- [Entries with figure data]
*-*-*

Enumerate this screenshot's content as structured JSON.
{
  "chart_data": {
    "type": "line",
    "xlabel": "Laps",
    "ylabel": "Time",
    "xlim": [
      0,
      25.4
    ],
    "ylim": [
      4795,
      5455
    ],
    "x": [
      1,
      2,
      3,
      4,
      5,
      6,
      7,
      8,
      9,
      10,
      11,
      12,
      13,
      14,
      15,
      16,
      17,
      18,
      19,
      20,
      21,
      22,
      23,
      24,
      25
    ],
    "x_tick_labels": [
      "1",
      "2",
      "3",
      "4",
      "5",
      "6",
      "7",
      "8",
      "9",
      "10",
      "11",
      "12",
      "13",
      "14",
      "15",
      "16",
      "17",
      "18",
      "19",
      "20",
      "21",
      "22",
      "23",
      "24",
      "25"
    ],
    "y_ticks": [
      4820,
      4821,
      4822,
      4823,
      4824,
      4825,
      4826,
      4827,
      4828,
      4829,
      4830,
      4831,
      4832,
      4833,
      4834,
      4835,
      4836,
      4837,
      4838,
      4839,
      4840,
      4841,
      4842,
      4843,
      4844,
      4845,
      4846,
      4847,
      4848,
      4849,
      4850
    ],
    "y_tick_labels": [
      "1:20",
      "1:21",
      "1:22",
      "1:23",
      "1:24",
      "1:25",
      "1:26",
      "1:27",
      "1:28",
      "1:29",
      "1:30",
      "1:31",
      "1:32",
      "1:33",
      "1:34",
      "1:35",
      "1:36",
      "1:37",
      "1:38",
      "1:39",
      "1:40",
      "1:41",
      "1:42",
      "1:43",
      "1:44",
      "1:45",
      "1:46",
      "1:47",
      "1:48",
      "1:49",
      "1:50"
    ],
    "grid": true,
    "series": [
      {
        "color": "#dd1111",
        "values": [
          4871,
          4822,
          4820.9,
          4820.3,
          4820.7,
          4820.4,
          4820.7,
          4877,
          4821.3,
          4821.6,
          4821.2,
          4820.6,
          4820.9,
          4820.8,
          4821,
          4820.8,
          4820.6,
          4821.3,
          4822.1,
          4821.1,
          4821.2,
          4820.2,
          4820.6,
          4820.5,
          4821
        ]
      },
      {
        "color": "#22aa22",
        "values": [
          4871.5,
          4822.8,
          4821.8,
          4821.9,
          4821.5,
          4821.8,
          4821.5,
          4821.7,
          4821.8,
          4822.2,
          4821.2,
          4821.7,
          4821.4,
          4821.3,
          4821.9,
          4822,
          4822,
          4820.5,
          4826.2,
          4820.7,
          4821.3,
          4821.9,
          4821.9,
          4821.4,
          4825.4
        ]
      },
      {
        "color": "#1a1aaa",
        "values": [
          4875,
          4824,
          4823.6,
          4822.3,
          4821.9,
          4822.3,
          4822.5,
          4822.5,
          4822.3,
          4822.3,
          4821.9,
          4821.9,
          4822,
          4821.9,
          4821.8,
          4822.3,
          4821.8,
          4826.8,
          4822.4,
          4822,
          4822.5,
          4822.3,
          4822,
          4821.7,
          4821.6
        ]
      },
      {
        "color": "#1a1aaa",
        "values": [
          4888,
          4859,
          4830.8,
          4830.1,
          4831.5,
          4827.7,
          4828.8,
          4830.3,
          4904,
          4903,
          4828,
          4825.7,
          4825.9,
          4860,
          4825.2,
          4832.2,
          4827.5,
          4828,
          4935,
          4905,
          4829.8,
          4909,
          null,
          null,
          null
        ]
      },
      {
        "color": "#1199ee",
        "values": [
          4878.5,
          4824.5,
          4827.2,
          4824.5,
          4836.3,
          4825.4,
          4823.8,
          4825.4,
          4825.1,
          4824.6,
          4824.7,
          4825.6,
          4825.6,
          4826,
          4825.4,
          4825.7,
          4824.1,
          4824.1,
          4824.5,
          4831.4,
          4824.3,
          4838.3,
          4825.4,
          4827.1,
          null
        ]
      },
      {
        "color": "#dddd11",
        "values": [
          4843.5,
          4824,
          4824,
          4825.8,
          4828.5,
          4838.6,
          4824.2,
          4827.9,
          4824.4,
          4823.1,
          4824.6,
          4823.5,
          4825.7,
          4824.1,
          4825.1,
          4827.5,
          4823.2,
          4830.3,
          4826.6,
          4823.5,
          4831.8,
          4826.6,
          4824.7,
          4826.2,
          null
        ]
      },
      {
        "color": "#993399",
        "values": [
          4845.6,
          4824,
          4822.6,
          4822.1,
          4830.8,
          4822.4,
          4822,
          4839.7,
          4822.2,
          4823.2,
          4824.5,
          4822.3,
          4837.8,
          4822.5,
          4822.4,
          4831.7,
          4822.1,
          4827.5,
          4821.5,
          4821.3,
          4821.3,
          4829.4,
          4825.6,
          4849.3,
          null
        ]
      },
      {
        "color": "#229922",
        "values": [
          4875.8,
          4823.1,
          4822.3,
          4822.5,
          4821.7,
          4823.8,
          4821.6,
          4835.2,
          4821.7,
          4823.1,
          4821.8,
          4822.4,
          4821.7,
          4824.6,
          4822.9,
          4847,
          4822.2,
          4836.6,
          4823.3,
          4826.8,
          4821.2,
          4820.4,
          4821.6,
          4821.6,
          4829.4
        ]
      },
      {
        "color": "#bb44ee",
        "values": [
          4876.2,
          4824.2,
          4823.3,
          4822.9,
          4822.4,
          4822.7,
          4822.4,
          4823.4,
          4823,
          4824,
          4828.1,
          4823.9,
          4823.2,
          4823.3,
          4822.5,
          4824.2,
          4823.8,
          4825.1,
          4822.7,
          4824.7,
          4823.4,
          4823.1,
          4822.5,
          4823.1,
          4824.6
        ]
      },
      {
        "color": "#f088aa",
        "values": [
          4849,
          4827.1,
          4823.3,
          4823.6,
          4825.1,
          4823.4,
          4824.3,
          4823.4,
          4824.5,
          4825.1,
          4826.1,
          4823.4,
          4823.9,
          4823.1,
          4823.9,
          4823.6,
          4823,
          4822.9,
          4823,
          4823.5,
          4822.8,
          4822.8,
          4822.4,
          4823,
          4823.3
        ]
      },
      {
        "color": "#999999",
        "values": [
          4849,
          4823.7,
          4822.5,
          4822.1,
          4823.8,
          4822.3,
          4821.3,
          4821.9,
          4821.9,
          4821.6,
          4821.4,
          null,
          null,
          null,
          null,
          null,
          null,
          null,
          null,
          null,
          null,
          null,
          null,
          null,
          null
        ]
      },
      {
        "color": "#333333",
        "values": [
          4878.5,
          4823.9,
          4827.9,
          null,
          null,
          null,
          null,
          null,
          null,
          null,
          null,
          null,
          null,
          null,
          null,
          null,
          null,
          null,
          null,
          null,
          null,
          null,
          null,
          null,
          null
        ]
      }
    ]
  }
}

*-*-*

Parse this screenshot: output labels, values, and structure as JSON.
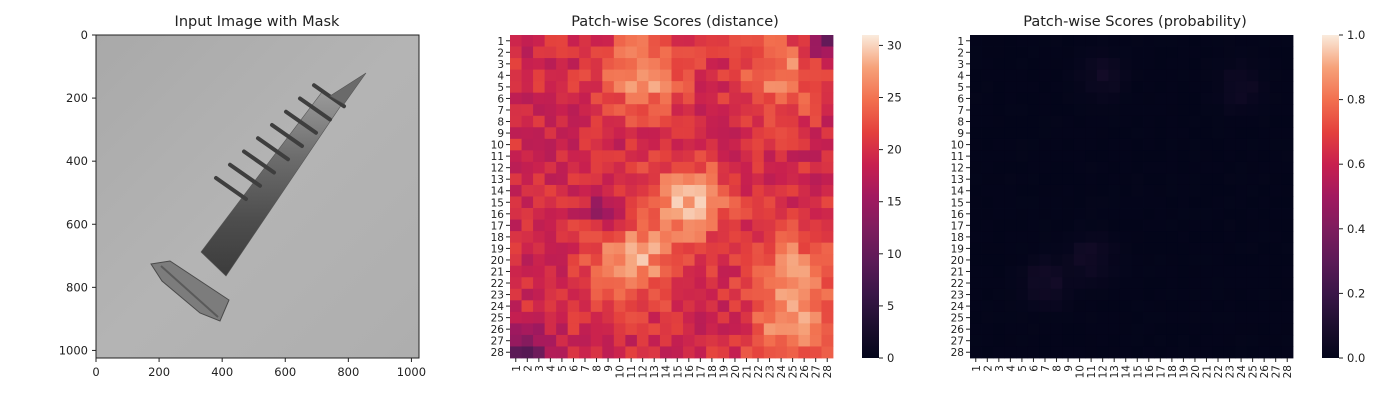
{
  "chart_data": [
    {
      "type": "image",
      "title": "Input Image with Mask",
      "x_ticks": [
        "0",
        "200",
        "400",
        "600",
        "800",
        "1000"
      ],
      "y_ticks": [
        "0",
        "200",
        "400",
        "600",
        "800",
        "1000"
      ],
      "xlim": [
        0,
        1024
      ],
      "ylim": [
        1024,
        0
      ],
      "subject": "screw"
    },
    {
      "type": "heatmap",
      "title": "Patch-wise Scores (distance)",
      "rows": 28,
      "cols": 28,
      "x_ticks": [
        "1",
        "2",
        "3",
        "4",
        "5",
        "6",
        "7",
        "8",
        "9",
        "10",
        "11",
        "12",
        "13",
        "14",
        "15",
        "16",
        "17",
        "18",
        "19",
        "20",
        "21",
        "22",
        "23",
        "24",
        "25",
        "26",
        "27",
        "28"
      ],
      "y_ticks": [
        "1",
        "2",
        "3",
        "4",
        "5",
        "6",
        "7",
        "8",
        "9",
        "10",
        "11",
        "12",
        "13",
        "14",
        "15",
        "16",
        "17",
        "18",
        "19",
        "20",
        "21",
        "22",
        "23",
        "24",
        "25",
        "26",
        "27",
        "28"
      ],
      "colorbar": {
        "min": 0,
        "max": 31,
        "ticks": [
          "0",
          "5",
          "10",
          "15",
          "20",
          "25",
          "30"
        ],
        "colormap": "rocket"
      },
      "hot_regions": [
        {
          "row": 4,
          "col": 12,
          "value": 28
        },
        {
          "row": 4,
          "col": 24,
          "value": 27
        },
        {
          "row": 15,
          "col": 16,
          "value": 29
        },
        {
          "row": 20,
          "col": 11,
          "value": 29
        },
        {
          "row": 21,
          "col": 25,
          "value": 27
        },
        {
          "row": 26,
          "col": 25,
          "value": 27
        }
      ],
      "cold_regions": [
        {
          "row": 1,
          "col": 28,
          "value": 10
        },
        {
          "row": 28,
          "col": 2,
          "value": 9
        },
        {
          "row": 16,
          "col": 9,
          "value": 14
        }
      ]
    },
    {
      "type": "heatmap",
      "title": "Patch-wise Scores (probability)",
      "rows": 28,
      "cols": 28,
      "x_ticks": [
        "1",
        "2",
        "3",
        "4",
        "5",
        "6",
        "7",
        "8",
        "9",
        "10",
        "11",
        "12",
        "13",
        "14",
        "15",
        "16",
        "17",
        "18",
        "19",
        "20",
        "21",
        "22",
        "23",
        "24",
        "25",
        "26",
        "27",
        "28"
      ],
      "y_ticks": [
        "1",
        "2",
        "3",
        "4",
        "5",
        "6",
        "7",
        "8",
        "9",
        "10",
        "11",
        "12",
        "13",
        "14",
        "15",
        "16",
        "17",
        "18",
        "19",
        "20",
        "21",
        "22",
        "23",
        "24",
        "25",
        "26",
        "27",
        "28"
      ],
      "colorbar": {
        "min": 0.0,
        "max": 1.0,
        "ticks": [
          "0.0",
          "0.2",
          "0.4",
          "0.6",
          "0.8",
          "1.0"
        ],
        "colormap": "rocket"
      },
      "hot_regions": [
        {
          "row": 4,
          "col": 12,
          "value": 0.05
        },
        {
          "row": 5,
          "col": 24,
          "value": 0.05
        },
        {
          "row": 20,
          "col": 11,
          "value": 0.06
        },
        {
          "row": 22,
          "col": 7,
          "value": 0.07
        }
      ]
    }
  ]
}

*-*-*

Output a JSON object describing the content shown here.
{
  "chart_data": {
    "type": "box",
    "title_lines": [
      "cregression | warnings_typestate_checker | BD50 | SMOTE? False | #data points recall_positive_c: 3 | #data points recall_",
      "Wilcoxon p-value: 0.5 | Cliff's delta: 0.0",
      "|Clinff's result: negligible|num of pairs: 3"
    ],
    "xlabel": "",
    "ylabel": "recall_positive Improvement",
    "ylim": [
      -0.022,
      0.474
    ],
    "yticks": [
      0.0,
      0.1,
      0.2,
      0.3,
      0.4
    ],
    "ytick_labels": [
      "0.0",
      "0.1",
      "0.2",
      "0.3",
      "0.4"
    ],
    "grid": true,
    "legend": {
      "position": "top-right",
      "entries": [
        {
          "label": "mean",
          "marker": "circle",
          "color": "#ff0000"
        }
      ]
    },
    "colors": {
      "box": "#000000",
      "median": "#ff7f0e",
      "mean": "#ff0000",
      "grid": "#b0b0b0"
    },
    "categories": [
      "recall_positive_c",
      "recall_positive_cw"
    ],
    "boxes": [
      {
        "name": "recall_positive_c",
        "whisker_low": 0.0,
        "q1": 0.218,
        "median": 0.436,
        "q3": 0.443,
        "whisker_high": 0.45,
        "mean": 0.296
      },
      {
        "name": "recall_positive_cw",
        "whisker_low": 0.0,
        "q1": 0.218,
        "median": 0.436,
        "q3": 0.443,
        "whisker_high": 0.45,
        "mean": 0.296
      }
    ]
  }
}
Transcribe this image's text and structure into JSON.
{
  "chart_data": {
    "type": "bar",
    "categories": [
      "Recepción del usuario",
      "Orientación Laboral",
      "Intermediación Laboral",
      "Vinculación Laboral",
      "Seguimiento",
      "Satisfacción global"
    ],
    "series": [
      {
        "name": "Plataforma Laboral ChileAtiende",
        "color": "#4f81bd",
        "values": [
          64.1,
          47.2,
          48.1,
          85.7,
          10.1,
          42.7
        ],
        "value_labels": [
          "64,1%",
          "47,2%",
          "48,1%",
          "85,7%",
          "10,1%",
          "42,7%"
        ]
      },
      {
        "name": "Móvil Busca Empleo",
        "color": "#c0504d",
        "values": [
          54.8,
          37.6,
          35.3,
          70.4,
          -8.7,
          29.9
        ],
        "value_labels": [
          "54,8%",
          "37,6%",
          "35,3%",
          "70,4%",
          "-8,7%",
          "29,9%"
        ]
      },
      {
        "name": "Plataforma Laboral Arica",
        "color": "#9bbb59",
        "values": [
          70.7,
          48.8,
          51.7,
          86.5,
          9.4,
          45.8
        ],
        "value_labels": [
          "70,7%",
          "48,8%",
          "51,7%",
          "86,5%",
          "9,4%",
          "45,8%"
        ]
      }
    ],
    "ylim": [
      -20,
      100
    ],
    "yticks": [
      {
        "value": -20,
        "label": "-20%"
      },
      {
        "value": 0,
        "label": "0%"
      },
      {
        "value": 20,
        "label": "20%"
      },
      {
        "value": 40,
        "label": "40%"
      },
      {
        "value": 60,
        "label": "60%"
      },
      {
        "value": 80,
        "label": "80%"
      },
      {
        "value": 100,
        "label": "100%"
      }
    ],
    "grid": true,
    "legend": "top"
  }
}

*-*-*

- [WHAT YOU ARE ASKED TO DO]
Copy out each line of the entries that holds "Scores".

- [SOLUTION TO THIS EXERCISE]
      "title": "Patch-wise Scores (distance)",
      "title": "Patch-wise Scores (probability)",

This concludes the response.